- [YOUR GOAL]: Filter the entries below, keeping every line that has the word "contact".

- [DATASET]:

((

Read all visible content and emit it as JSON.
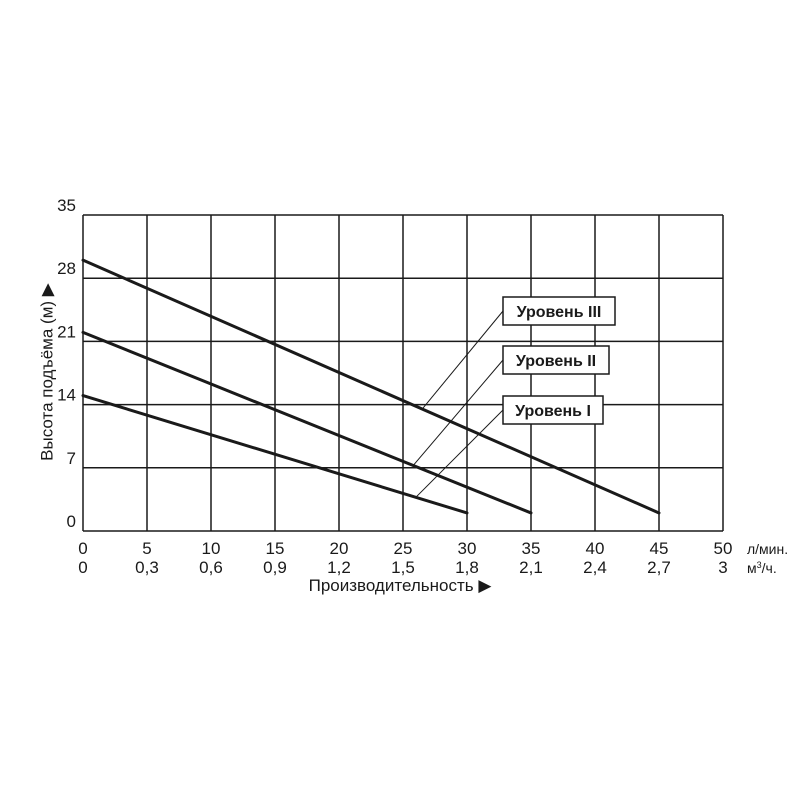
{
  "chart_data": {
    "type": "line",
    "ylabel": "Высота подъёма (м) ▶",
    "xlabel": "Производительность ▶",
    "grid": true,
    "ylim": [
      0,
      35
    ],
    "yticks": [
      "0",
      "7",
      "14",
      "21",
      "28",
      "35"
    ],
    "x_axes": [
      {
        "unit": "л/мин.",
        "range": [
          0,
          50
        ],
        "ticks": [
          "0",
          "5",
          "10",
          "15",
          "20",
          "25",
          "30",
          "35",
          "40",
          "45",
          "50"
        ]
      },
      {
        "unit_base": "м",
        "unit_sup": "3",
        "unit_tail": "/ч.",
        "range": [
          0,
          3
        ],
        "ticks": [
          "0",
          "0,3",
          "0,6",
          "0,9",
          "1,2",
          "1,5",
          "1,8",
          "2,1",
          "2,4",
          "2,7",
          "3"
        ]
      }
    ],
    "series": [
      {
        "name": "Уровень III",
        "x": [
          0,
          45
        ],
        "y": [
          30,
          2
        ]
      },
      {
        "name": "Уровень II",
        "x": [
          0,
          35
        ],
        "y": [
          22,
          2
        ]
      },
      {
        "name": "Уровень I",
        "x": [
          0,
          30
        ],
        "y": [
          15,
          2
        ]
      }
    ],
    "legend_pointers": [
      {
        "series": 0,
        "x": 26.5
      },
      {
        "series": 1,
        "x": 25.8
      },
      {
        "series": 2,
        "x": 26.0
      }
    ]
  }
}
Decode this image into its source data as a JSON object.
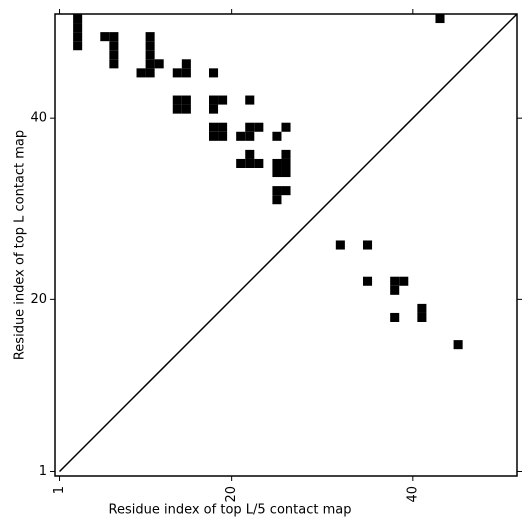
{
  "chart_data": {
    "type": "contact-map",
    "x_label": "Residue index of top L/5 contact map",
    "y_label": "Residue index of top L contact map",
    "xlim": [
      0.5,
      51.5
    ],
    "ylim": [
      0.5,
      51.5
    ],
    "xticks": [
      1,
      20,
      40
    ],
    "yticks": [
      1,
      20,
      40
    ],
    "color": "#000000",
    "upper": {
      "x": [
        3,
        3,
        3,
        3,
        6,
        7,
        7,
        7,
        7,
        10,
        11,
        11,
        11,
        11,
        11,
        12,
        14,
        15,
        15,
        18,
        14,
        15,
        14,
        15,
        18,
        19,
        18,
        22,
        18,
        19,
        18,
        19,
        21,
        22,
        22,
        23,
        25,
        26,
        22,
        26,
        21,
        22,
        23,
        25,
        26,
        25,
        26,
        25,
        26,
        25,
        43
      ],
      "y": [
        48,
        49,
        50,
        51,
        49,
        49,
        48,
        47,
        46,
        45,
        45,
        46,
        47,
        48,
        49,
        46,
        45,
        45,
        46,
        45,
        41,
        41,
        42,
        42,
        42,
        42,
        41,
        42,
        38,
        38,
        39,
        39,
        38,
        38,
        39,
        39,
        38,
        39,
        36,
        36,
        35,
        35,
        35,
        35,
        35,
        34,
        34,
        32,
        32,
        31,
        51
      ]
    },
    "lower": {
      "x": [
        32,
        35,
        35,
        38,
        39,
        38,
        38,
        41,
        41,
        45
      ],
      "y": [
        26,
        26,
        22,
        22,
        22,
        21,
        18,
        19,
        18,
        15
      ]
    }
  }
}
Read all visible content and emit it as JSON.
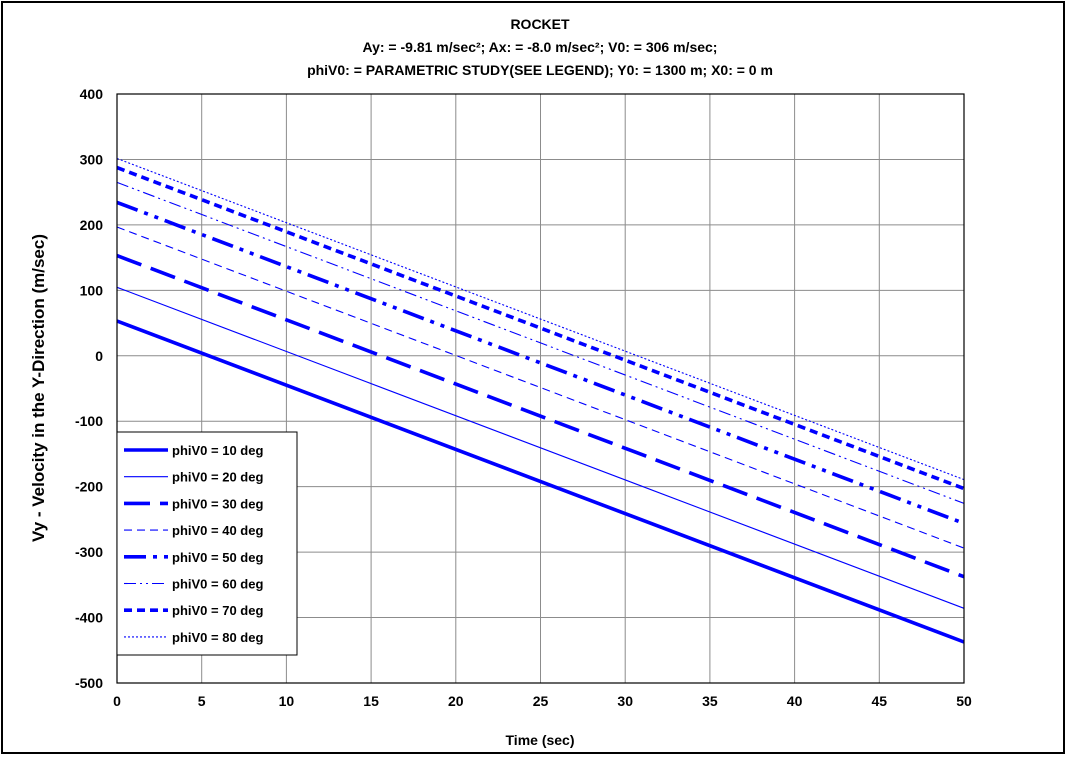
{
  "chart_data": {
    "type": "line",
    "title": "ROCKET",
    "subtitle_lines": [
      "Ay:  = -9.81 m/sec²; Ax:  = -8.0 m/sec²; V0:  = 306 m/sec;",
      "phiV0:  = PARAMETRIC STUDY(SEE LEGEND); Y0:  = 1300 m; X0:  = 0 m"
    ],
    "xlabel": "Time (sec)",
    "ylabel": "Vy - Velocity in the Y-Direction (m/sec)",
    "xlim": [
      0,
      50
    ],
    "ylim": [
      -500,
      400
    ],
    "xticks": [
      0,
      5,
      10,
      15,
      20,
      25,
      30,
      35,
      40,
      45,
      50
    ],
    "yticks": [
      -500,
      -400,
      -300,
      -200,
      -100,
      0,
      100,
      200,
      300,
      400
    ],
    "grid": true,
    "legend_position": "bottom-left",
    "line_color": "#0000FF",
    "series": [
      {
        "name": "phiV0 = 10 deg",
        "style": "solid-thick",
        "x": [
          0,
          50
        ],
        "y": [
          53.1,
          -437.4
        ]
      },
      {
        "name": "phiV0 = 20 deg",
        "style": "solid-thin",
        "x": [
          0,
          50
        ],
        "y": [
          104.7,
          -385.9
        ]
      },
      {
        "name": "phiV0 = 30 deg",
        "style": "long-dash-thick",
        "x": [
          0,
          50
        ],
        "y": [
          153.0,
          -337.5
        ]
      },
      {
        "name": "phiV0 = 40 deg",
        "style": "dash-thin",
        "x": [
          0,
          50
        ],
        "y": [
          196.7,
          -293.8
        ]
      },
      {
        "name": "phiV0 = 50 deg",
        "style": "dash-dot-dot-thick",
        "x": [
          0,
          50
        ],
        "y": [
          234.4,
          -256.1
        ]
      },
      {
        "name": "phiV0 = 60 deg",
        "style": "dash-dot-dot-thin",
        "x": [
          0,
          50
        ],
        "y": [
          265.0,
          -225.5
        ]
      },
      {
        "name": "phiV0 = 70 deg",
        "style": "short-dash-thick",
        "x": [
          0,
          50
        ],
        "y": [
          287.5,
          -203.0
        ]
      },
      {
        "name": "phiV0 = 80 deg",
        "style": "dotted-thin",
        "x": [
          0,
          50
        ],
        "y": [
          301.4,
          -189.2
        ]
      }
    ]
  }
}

))
((

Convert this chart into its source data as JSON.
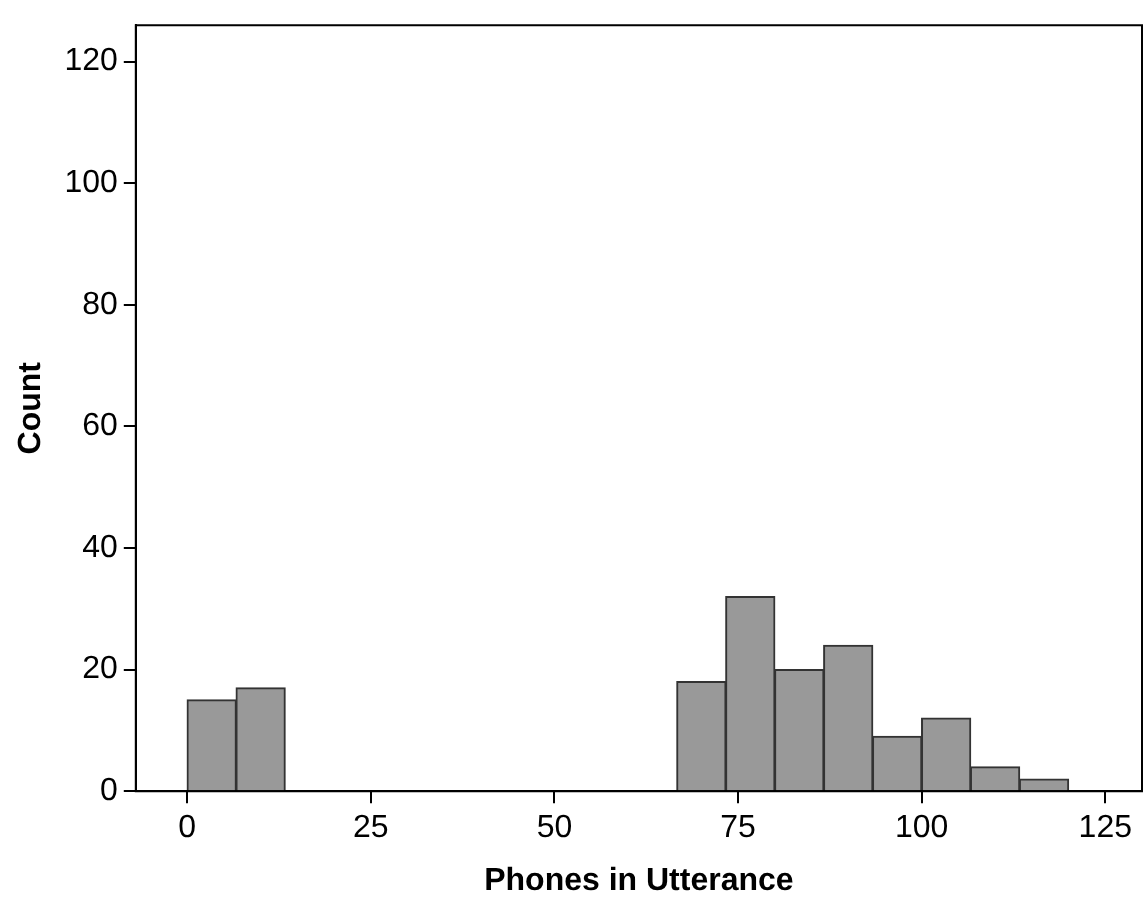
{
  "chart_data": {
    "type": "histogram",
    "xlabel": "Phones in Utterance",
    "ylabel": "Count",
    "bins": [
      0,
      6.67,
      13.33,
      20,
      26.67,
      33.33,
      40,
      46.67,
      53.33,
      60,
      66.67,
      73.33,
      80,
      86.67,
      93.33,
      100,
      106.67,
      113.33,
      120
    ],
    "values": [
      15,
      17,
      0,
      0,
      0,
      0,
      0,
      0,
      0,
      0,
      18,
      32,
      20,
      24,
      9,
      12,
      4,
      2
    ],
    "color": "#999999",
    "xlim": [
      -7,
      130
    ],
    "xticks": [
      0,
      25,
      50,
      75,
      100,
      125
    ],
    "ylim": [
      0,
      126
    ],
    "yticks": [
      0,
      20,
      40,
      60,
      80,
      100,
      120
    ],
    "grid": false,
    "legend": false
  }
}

))
((

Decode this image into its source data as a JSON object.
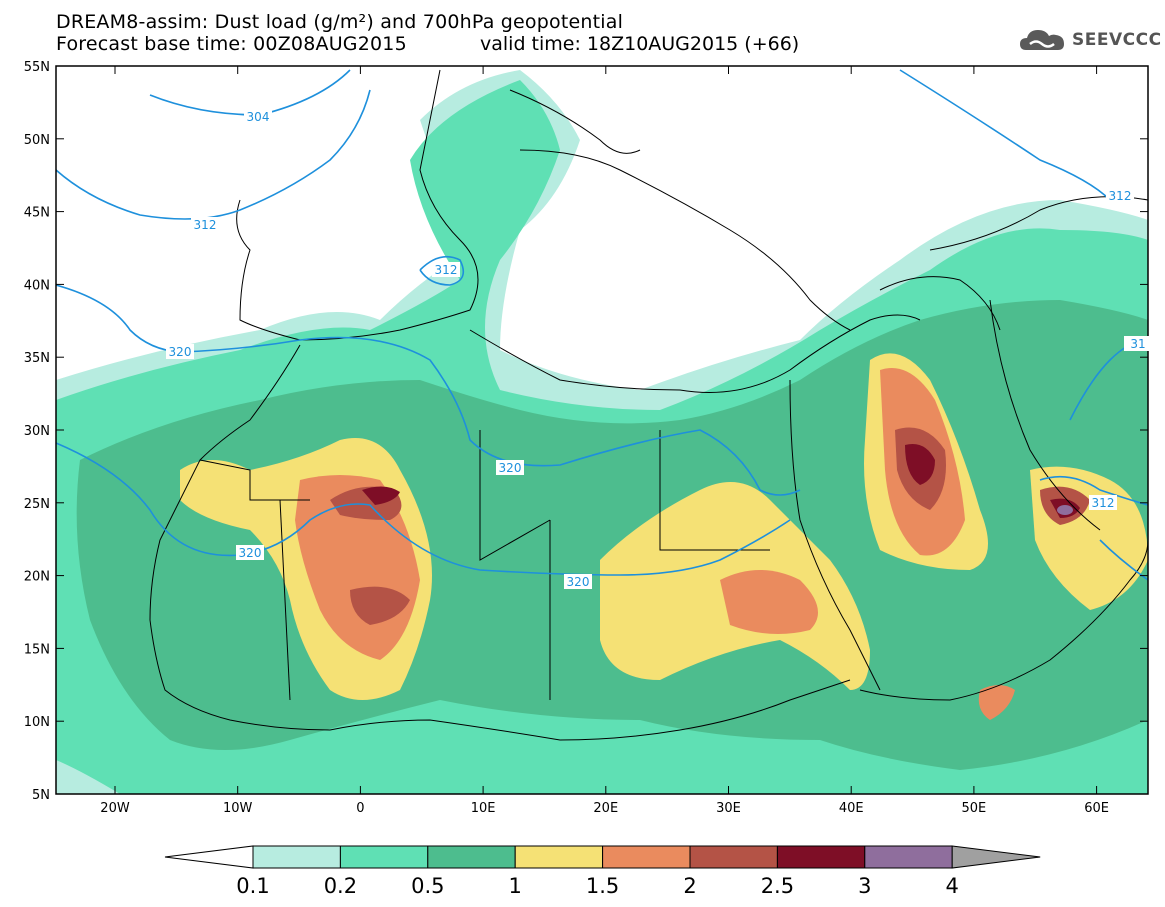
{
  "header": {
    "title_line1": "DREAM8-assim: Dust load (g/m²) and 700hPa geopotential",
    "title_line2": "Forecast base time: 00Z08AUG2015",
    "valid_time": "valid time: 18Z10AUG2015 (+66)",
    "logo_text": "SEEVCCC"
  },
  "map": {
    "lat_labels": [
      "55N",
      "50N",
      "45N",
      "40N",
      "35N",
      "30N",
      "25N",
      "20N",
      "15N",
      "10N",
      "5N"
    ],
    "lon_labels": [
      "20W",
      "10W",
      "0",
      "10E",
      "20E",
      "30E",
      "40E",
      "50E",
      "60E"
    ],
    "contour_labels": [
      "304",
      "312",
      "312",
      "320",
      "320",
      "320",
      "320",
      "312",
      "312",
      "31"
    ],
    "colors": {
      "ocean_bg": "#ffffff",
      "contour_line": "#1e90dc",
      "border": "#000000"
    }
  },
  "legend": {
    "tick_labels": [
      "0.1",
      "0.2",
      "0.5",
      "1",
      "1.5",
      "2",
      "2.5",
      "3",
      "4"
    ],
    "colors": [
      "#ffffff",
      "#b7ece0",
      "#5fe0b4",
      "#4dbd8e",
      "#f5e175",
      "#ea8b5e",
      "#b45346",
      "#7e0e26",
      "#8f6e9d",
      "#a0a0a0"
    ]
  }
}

))

- [COMPLETED TASK]:
    "type": "contact-map",
    "x_label": "Residue index of top L/5 contact map",
    "y_label": "Residue index of top L contact map",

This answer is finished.